Entries from a visual dataset:
"""
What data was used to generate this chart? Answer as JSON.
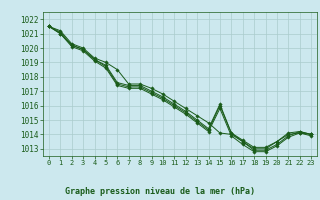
{
  "title": "Graphe pression niveau de la mer (hPa)",
  "bg_color": "#cce8ee",
  "grid_color": "#aacccc",
  "line_color": "#1a5c1a",
  "marker_color": "#1a5c1a",
  "xlim": [
    -0.5,
    23.5
  ],
  "ylim": [
    1012.5,
    1022.5
  ],
  "yticks": [
    1013,
    1014,
    1015,
    1016,
    1017,
    1018,
    1019,
    1020,
    1021,
    1022
  ],
  "xticks": [
    0,
    1,
    2,
    3,
    4,
    5,
    6,
    7,
    8,
    9,
    10,
    11,
    12,
    13,
    14,
    15,
    16,
    17,
    18,
    19,
    20,
    21,
    22,
    23
  ],
  "series": [
    [
      1021.5,
      1021.0,
      1020.2,
      1019.9,
      1019.2,
      1018.7,
      1017.5,
      1017.3,
      1017.3,
      1016.9,
      1016.5,
      1016.0,
      1015.5,
      1014.9,
      1014.3,
      1016.0,
      1014.1,
      1013.5,
      1012.9,
      1012.9,
      1013.3,
      1013.9,
      1014.2,
      1014.0
    ],
    [
      1021.5,
      1021.2,
      1020.3,
      1020.0,
      1019.3,
      1019.0,
      1018.5,
      1017.5,
      1017.5,
      1017.2,
      1016.8,
      1016.3,
      1015.8,
      1015.3,
      1014.8,
      1014.1,
      1014.0,
      1013.5,
      1013.0,
      1013.0,
      1013.5,
      1014.0,
      1014.1,
      1014.0
    ],
    [
      1021.5,
      1021.0,
      1020.1,
      1019.8,
      1019.1,
      1018.6,
      1017.4,
      1017.2,
      1017.2,
      1016.8,
      1016.4,
      1015.9,
      1015.4,
      1014.8,
      1014.2,
      1015.8,
      1013.9,
      1013.3,
      1012.8,
      1012.8,
      1013.2,
      1013.8,
      1014.1,
      1013.9
    ],
    [
      1021.5,
      1021.1,
      1020.2,
      1019.9,
      1019.2,
      1018.8,
      1017.6,
      1017.4,
      1017.4,
      1017.0,
      1016.6,
      1016.1,
      1015.6,
      1015.0,
      1014.4,
      1016.1,
      1014.1,
      1013.6,
      1013.1,
      1013.1,
      1013.5,
      1014.1,
      1014.2,
      1014.0
    ]
  ]
}
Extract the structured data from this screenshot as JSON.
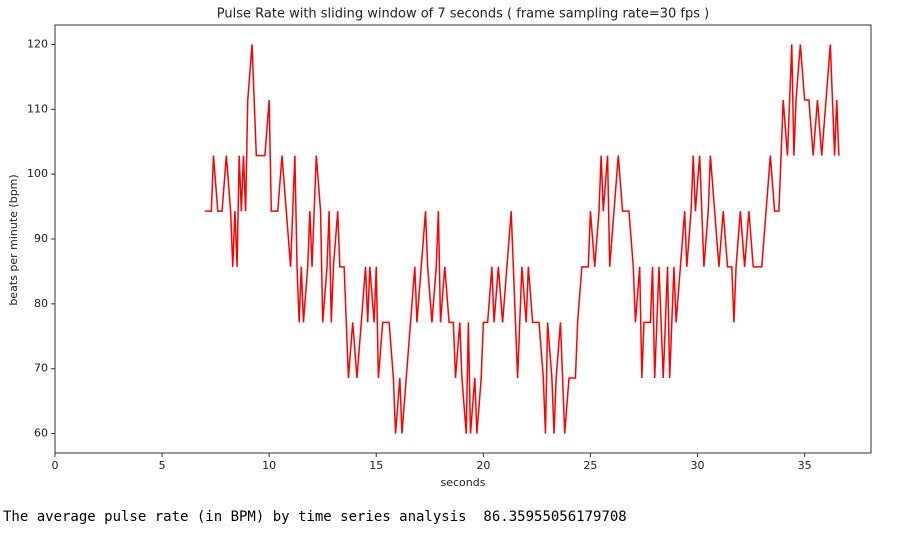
{
  "chart_data": {
    "type": "line",
    "title": "Pulse Rate with sliding window of 7 seconds  ( frame sampling rate=30 fps )",
    "x_label": "seconds",
    "y_label": "beats per minute (bpm)",
    "color": "#ff0000",
    "xlim": [
      0,
      38.1
    ],
    "ylim": [
      57,
      123
    ],
    "xticks": [
      0,
      5,
      10,
      15,
      20,
      25,
      30,
      35
    ],
    "yticks": [
      60,
      70,
      80,
      90,
      100,
      110,
      120
    ],
    "grid": false,
    "x": [
      7.0,
      7.3,
      7.4,
      7.6,
      7.8,
      8.0,
      8.2,
      8.3,
      8.4,
      8.5,
      8.6,
      8.7,
      8.8,
      8.9,
      9.0,
      9.2,
      9.3,
      9.4,
      9.8,
      10.0,
      10.1,
      10.4,
      10.6,
      10.8,
      11.0,
      11.1,
      11.2,
      11.3,
      11.4,
      11.5,
      11.6,
      11.8,
      11.9,
      12.0,
      12.2,
      12.4,
      12.5,
      12.7,
      12.8,
      12.9,
      13.0,
      13.2,
      13.3,
      13.5,
      13.6,
      13.7,
      13.9,
      14.1,
      14.3,
      14.5,
      14.6,
      14.7,
      14.9,
      15.0,
      15.1,
      15.3,
      15.6,
      15.8,
      15.9,
      16.1,
      16.2,
      16.4,
      16.6,
      16.8,
      16.9,
      17.1,
      17.3,
      17.4,
      17.6,
      17.8,
      17.9,
      18.0,
      18.2,
      18.4,
      18.6,
      18.7,
      18.9,
      19.0,
      19.2,
      19.3,
      19.4,
      19.6,
      19.7,
      19.9,
      20.0,
      20.2,
      20.4,
      20.5,
      20.7,
      20.9,
      21.1,
      21.3,
      21.4,
      21.6,
      21.8,
      22.0,
      22.1,
      22.3,
      22.6,
      22.8,
      22.9,
      23.0,
      23.2,
      23.3,
      23.4,
      23.6,
      23.8,
      24.0,
      24.3,
      24.4,
      24.6,
      24.9,
      25.0,
      25.2,
      25.4,
      25.5,
      25.6,
      25.8,
      25.9,
      26.1,
      26.3,
      26.5,
      26.8,
      27.0,
      27.1,
      27.3,
      27.4,
      27.5,
      27.8,
      27.9,
      28.0,
      28.2,
      28.4,
      28.6,
      28.7,
      28.9,
      29.0,
      29.2,
      29.4,
      29.5,
      29.7,
      29.8,
      29.9,
      30.1,
      30.3,
      30.5,
      30.6,
      30.8,
      31.0,
      31.2,
      31.4,
      31.6,
      31.7,
      31.8,
      32.0,
      32.2,
      32.4,
      32.6,
      33.0,
      33.2,
      33.4,
      33.6,
      33.8,
      33.9,
      34.0,
      34.2,
      34.4,
      34.5,
      34.6,
      34.8,
      35.0,
      35.2,
      35.4,
      35.6,
      35.8,
      36.0,
      36.2,
      36.4,
      36.5,
      36.6
    ],
    "values": [
      94.29,
      94.29,
      102.86,
      94.29,
      94.29,
      102.86,
      94.29,
      85.71,
      94.29,
      85.71,
      102.86,
      94.29,
      102.86,
      94.29,
      111.43,
      120,
      111.43,
      102.86,
      102.86,
      111.43,
      94.29,
      94.29,
      102.86,
      94.29,
      85.71,
      94.29,
      102.86,
      85.71,
      77.14,
      85.71,
      77.14,
      85.71,
      94.29,
      85.71,
      102.86,
      94.29,
      77.14,
      85.71,
      94.29,
      77.14,
      85.71,
      94.29,
      85.71,
      85.71,
      77.14,
      68.57,
      77.14,
      68.57,
      77.14,
      85.71,
      77.14,
      85.71,
      77.14,
      85.71,
      68.57,
      77.14,
      77.14,
      68.57,
      60,
      68.57,
      60,
      68.57,
      77.14,
      85.71,
      77.14,
      85.71,
      94.29,
      85.71,
      77.14,
      85.71,
      94.29,
      77.14,
      85.71,
      77.14,
      77.14,
      68.57,
      77.14,
      68.57,
      60,
      77.14,
      60,
      68.57,
      60,
      68.57,
      77.14,
      77.14,
      85.71,
      77.14,
      85.71,
      77.14,
      85.71,
      94.29,
      85.71,
      68.57,
      85.71,
      77.14,
      85.71,
      77.14,
      77.14,
      68.57,
      60,
      77.14,
      68.57,
      60,
      68.57,
      77.14,
      60,
      68.57,
      68.57,
      77.14,
      85.71,
      85.71,
      94.29,
      85.71,
      94.29,
      102.86,
      94.29,
      102.86,
      85.71,
      94.29,
      102.86,
      94.29,
      94.29,
      85.71,
      77.14,
      85.71,
      68.57,
      77.14,
      77.14,
      85.71,
      68.57,
      85.71,
      68.57,
      85.71,
      68.57,
      85.71,
      77.14,
      85.71,
      94.29,
      85.71,
      94.29,
      102.86,
      94.29,
      102.86,
      85.71,
      94.29,
      102.86,
      94.29,
      85.71,
      94.29,
      85.71,
      85.71,
      77.14,
      85.71,
      94.29,
      85.71,
      94.29,
      85.71,
      85.71,
      94.29,
      102.86,
      94.29,
      94.29,
      102.86,
      111.43,
      102.86,
      120,
      102.86,
      111.43,
      120,
      111.43,
      111.43,
      102.86,
      111.43,
      102.86,
      111.43,
      120,
      102.86,
      111.43,
      102.86
    ]
  },
  "output_text": "The average pulse rate (in BPM) by time series analysis  86.35955056179708"
}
"""
## Task to complete
All of the entries above should be duplicated exactly, except for the pictures.

## Reply to the exercise
What data was used to generate this chart? Answer as JSON.
{
  "title": "Graphe pression niveau de la mer (hPa)",
  "bg_color": "#cce8ee",
  "grid_color": "#aacccc",
  "line_color": "#1a5c1a",
  "marker_color": "#1a5c1a",
  "xlim": [
    -0.5,
    23.5
  ],
  "ylim": [
    1012.5,
    1022.5
  ],
  "yticks": [
    1013,
    1014,
    1015,
    1016,
    1017,
    1018,
    1019,
    1020,
    1021,
    1022
  ],
  "xticks": [
    0,
    1,
    2,
    3,
    4,
    5,
    6,
    7,
    8,
    9,
    10,
    11,
    12,
    13,
    14,
    15,
    16,
    17,
    18,
    19,
    20,
    21,
    22,
    23
  ],
  "series": [
    [
      1021.5,
      1021.0,
      1020.2,
      1019.9,
      1019.2,
      1018.7,
      1017.5,
      1017.3,
      1017.3,
      1016.9,
      1016.5,
      1016.0,
      1015.5,
      1014.9,
      1014.3,
      1016.0,
      1014.1,
      1013.5,
      1012.9,
      1012.9,
      1013.3,
      1013.9,
      1014.2,
      1014.0
    ],
    [
      1021.5,
      1021.2,
      1020.3,
      1020.0,
      1019.3,
      1019.0,
      1018.5,
      1017.5,
      1017.5,
      1017.2,
      1016.8,
      1016.3,
      1015.8,
      1015.3,
      1014.8,
      1014.1,
      1014.0,
      1013.5,
      1013.0,
      1013.0,
      1013.5,
      1014.0,
      1014.1,
      1014.0
    ],
    [
      1021.5,
      1021.0,
      1020.1,
      1019.8,
      1019.1,
      1018.6,
      1017.4,
      1017.2,
      1017.2,
      1016.8,
      1016.4,
      1015.9,
      1015.4,
      1014.8,
      1014.2,
      1015.8,
      1013.9,
      1013.3,
      1012.8,
      1012.8,
      1013.2,
      1013.8,
      1014.1,
      1013.9
    ],
    [
      1021.5,
      1021.1,
      1020.2,
      1019.9,
      1019.2,
      1018.8,
      1017.6,
      1017.4,
      1017.4,
      1017.0,
      1016.6,
      1016.1,
      1015.6,
      1015.0,
      1014.4,
      1016.1,
      1014.1,
      1013.6,
      1013.1,
      1013.1,
      1013.5,
      1014.1,
      1014.2,
      1014.0
    ]
  ]
}
Extract the structured data from this screenshot as JSON.
{
  "chart_data": {
    "type": "line",
    "title": "Pulse Rate with sliding window of 7 seconds  ( frame sampling rate=30 fps )",
    "x_label": "seconds",
    "y_label": "beats per minute (bpm)",
    "color": "#ff0000",
    "xlim": [
      0,
      38.1
    ],
    "ylim": [
      57,
      123
    ],
    "xticks": [
      0,
      5,
      10,
      15,
      20,
      25,
      30,
      35
    ],
    "yticks": [
      60,
      70,
      80,
      90,
      100,
      110,
      120
    ],
    "grid": false,
    "x": [
      7.0,
      7.3,
      7.4,
      7.6,
      7.8,
      8.0,
      8.2,
      8.3,
      8.4,
      8.5,
      8.6,
      8.7,
      8.8,
      8.9,
      9.0,
      9.2,
      9.3,
      9.4,
      9.8,
      10.0,
      10.1,
      10.4,
      10.6,
      10.8,
      11.0,
      11.1,
      11.2,
      11.3,
      11.4,
      11.5,
      11.6,
      11.8,
      11.9,
      12.0,
      12.2,
      12.4,
      12.5,
      12.7,
      12.8,
      12.9,
      13.0,
      13.2,
      13.3,
      13.5,
      13.6,
      13.7,
      13.9,
      14.1,
      14.3,
      14.5,
      14.6,
      14.7,
      14.9,
      15.0,
      15.1,
      15.3,
      15.6,
      15.8,
      15.9,
      16.1,
      16.2,
      16.4,
      16.6,
      16.8,
      16.9,
      17.1,
      17.3,
      17.4,
      17.6,
      17.8,
      17.9,
      18.0,
      18.2,
      18.4,
      18.6,
      18.7,
      18.9,
      19.0,
      19.2,
      19.3,
      19.4,
      19.6,
      19.7,
      19.9,
      20.0,
      20.2,
      20.4,
      20.5,
      20.7,
      20.9,
      21.1,
      21.3,
      21.4,
      21.6,
      21.8,
      22.0,
      22.1,
      22.3,
      22.6,
      22.8,
      22.9,
      23.0,
      23.2,
      23.3,
      23.4,
      23.6,
      23.8,
      24.0,
      24.3,
      24.4,
      24.6,
      24.9,
      25.0,
      25.2,
      25.4,
      25.5,
      25.6,
      25.8,
      25.9,
      26.1,
      26.3,
      26.5,
      26.8,
      27.0,
      27.1,
      27.3,
      27.4,
      27.5,
      27.8,
      27.9,
      28.0,
      28.2,
      28.4,
      28.6,
      28.7,
      28.9,
      29.0,
      29.2,
      29.4,
      29.5,
      29.7,
      29.8,
      29.9,
      30.1,
      30.3,
      30.5,
      30.6,
      30.8,
      31.0,
      31.2,
      31.4,
      31.6,
      31.7,
      31.8,
      32.0,
      32.2,
      32.4,
      32.6,
      33.0,
      33.2,
      33.4,
      33.6,
      33.8,
      33.9,
      34.0,
      34.2,
      34.4,
      34.5,
      34.6,
      34.8,
      35.0,
      35.2,
      35.4,
      35.6,
      35.8,
      36.0,
      36.2,
      36.4,
      36.5,
      36.6
    ],
    "values": [
      94.29,
      94.29,
      102.86,
      94.29,
      94.29,
      102.86,
      94.29,
      85.71,
      94.29,
      85.71,
      102.86,
      94.29,
      102.86,
      94.29,
      111.43,
      120,
      111.43,
      102.86,
      102.86,
      111.43,
      94.29,
      94.29,
      102.86,
      94.29,
      85.71,
      94.29,
      102.86,
      85.71,
      77.14,
      85.71,
      77.14,
      85.71,
      94.29,
      85.71,
      102.86,
      94.29,
      77.14,
      85.71,
      94.29,
      77.14,
      85.71,
      94.29,
      85.71,
      85.71,
      77.14,
      68.57,
      77.14,
      68.57,
      77.14,
      85.71,
      77.14,
      85.71,
      77.14,
      85.71,
      68.57,
      77.14,
      77.14,
      68.57,
      60,
      68.57,
      60,
      68.57,
      77.14,
      85.71,
      77.14,
      85.71,
      94.29,
      85.71,
      77.14,
      85.71,
      94.29,
      77.14,
      85.71,
      77.14,
      77.14,
      68.57,
      77.14,
      68.57,
      60,
      77.14,
      60,
      68.57,
      60,
      68.57,
      77.14,
      77.14,
      85.71,
      77.14,
      85.71,
      77.14,
      85.71,
      94.29,
      85.71,
      68.57,
      85.71,
      77.14,
      85.71,
      77.14,
      77.14,
      68.57,
      60,
      77.14,
      68.57,
      60,
      68.57,
      77.14,
      60,
      68.57,
      68.57,
      77.14,
      85.71,
      85.71,
      94.29,
      85.71,
      94.29,
      102.86,
      94.29,
      102.86,
      85.71,
      94.29,
      102.86,
      94.29,
      94.29,
      85.71,
      77.14,
      85.71,
      68.57,
      77.14,
      77.14,
      85.71,
      68.57,
      85.71,
      68.57,
      85.71,
      68.57,
      85.71,
      77.14,
      85.71,
      94.29,
      85.71,
      94.29,
      102.86,
      94.29,
      102.86,
      85.71,
      94.29,
      102.86,
      94.29,
      85.71,
      94.29,
      85.71,
      85.71,
      77.14,
      85.71,
      94.29,
      85.71,
      94.29,
      85.71,
      85.71,
      94.29,
      102.86,
      94.29,
      94.29,
      102.86,
      111.43,
      102.86,
      120,
      102.86,
      111.43,
      120,
      111.43,
      111.43,
      102.86,
      111.43,
      102.86,
      111.43,
      120,
      102.86,
      111.43,
      102.86
    ]
  },
  "output_text": "The average pulse rate (in BPM) by time series analysis  86.35955056179708"
}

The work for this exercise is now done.